** Task to carry out **
Copy every line that holds "ylabel".
Start of Supplied data
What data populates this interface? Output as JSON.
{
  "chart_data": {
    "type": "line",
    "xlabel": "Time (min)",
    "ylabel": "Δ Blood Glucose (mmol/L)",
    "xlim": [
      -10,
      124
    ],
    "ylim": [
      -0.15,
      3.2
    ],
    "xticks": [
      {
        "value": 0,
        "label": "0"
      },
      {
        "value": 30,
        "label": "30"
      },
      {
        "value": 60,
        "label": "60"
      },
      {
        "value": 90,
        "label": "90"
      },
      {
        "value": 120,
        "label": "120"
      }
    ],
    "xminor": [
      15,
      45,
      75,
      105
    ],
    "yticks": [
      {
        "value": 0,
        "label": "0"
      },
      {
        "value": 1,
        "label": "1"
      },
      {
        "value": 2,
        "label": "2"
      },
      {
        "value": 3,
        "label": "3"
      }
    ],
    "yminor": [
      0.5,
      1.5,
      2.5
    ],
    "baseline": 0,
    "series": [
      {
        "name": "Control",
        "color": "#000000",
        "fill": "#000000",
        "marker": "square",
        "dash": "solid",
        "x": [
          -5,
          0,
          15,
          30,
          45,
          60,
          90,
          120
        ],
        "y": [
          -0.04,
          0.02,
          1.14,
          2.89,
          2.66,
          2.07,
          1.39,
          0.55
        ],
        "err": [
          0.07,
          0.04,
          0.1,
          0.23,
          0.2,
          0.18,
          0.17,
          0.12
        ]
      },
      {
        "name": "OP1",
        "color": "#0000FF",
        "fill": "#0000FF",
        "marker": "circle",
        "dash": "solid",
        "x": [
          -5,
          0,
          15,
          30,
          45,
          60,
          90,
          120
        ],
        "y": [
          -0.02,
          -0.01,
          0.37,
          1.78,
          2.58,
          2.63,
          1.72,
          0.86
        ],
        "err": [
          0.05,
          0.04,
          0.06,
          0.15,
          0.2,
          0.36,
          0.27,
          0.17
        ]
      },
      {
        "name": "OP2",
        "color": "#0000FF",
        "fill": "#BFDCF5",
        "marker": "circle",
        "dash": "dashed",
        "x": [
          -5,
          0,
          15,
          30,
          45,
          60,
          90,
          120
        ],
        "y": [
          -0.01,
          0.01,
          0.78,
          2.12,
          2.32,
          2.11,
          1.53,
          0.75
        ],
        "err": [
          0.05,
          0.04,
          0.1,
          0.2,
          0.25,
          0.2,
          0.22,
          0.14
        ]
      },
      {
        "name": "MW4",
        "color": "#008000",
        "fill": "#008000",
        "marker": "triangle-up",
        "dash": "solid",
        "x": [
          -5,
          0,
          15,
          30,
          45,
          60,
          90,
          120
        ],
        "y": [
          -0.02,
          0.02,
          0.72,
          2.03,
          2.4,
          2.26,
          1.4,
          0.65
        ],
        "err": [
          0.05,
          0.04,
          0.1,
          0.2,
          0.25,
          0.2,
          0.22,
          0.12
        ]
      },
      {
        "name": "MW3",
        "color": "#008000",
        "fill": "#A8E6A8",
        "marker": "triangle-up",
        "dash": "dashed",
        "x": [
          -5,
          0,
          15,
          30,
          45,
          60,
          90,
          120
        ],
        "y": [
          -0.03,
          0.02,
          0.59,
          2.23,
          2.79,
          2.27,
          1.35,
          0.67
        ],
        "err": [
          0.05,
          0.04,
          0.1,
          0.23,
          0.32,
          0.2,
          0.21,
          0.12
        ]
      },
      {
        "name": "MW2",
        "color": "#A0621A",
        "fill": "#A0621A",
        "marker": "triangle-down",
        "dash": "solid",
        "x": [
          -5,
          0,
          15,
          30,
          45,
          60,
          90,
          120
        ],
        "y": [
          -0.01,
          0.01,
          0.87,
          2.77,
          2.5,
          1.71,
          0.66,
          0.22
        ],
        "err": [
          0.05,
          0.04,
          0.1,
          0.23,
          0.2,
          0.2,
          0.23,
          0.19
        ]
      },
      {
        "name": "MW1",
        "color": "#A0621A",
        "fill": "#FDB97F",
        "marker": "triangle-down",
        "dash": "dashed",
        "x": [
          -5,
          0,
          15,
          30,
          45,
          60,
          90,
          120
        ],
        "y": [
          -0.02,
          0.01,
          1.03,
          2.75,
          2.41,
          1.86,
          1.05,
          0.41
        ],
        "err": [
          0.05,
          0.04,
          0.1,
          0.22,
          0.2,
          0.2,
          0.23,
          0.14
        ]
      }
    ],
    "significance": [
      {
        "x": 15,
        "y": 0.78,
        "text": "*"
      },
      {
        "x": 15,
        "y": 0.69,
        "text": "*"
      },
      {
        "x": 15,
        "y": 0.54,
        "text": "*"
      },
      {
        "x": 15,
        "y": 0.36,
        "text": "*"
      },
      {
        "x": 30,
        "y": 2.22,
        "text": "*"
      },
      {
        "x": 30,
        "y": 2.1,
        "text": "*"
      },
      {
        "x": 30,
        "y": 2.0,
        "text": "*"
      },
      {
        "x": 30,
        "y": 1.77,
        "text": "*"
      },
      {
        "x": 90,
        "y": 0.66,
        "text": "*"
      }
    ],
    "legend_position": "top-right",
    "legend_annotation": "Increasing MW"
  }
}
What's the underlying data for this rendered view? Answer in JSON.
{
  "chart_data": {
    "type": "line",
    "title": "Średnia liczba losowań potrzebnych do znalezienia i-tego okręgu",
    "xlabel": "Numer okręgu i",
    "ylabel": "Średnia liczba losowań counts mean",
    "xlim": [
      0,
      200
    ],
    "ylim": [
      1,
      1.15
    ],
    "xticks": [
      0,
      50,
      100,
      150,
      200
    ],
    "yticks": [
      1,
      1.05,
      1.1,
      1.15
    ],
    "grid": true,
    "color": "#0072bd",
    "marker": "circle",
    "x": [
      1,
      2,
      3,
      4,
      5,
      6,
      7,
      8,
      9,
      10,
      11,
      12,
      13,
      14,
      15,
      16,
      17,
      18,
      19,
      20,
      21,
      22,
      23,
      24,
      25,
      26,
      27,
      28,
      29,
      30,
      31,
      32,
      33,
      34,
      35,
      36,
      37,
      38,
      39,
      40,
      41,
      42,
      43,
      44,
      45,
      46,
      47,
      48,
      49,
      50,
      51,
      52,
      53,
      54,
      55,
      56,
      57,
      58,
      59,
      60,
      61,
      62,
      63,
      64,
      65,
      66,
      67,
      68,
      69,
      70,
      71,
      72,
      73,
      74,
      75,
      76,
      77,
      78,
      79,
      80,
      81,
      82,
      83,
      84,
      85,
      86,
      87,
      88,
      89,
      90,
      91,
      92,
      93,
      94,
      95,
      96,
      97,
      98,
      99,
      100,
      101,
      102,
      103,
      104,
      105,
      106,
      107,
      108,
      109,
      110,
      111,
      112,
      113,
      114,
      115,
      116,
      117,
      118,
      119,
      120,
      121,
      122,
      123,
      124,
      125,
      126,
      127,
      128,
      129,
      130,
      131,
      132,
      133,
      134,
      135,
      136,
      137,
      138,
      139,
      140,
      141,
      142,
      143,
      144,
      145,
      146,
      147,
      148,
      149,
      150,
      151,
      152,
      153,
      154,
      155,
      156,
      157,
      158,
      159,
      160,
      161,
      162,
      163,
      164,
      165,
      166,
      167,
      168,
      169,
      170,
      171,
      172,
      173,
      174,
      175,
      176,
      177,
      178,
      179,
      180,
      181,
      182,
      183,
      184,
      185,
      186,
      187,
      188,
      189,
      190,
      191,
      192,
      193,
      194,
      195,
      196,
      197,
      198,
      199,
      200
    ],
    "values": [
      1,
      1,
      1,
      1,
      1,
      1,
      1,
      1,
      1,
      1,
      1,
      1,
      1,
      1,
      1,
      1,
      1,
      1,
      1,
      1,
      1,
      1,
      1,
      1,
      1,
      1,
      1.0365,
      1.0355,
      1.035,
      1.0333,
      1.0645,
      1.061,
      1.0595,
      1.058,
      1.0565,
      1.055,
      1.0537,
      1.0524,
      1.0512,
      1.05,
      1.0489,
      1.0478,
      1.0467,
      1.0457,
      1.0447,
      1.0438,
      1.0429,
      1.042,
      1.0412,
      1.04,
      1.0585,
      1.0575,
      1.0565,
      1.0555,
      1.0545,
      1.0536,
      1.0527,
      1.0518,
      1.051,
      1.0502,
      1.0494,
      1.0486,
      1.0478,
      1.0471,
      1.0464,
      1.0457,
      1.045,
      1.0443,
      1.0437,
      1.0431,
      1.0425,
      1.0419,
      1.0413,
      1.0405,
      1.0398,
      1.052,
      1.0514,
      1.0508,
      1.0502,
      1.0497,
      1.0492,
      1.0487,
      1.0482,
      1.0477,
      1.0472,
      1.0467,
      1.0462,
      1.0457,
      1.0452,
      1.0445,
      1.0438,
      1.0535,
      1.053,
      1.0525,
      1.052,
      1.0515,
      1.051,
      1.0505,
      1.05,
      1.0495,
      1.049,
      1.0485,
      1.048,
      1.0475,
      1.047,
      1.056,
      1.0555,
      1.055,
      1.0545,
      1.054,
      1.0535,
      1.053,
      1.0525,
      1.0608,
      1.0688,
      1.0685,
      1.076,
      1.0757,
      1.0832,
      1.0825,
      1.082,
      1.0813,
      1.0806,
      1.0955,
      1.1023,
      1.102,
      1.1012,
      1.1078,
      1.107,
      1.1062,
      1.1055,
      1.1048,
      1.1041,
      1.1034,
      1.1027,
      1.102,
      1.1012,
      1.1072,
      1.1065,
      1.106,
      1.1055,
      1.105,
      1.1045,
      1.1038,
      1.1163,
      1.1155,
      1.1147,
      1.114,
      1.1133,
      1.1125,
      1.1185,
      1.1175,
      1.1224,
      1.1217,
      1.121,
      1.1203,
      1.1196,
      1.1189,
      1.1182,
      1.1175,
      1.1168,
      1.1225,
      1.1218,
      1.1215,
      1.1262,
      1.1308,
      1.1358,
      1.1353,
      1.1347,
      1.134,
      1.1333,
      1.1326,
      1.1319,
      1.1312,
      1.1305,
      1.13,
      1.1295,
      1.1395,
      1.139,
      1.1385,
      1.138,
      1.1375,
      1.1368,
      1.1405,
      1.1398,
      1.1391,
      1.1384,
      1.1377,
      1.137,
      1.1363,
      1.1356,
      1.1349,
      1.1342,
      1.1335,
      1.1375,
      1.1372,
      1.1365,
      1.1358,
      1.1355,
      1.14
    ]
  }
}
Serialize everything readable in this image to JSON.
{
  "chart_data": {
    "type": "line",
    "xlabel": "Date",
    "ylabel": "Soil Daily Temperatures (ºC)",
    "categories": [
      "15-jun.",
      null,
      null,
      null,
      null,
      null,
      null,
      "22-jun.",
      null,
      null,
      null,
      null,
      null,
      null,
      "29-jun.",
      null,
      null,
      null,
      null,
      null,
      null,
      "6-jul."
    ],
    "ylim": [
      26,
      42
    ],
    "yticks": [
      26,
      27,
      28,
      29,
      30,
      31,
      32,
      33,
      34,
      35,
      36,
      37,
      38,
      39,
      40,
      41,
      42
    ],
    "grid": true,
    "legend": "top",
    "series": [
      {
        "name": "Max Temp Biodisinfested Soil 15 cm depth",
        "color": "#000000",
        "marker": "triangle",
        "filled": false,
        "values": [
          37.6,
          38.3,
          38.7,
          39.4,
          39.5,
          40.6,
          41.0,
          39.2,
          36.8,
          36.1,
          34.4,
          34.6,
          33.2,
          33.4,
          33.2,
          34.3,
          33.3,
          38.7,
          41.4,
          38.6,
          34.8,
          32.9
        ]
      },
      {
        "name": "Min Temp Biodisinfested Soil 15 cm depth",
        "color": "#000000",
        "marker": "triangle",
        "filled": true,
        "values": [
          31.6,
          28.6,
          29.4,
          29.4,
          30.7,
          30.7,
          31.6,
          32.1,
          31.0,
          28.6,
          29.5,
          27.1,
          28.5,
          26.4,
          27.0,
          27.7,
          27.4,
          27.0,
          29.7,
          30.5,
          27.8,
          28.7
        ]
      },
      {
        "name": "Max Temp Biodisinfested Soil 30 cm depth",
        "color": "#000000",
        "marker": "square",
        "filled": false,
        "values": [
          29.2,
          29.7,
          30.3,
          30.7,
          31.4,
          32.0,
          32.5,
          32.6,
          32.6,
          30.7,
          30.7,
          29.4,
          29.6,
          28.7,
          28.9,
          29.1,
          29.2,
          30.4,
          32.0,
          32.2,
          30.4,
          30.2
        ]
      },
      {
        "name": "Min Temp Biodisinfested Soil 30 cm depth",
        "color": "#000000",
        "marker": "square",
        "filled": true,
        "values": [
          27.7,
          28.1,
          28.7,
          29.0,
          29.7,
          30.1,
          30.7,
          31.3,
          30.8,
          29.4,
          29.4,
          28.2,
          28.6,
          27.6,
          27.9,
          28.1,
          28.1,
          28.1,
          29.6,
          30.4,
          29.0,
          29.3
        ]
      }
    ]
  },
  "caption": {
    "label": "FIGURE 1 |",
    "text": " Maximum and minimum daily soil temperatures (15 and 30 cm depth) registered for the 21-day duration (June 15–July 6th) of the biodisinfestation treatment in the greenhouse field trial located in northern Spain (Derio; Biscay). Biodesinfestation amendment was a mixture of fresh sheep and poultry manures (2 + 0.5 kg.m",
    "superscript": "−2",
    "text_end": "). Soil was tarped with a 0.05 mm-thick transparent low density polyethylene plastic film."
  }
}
End of Supplied data
** The reply **
    "ylabel": "Δ Blood Glucose (mmol/L)",
    "ylabel": "Średnia liczba losowań counts mean",
    "ylabel": "Soil Daily Temperatures (ºC)",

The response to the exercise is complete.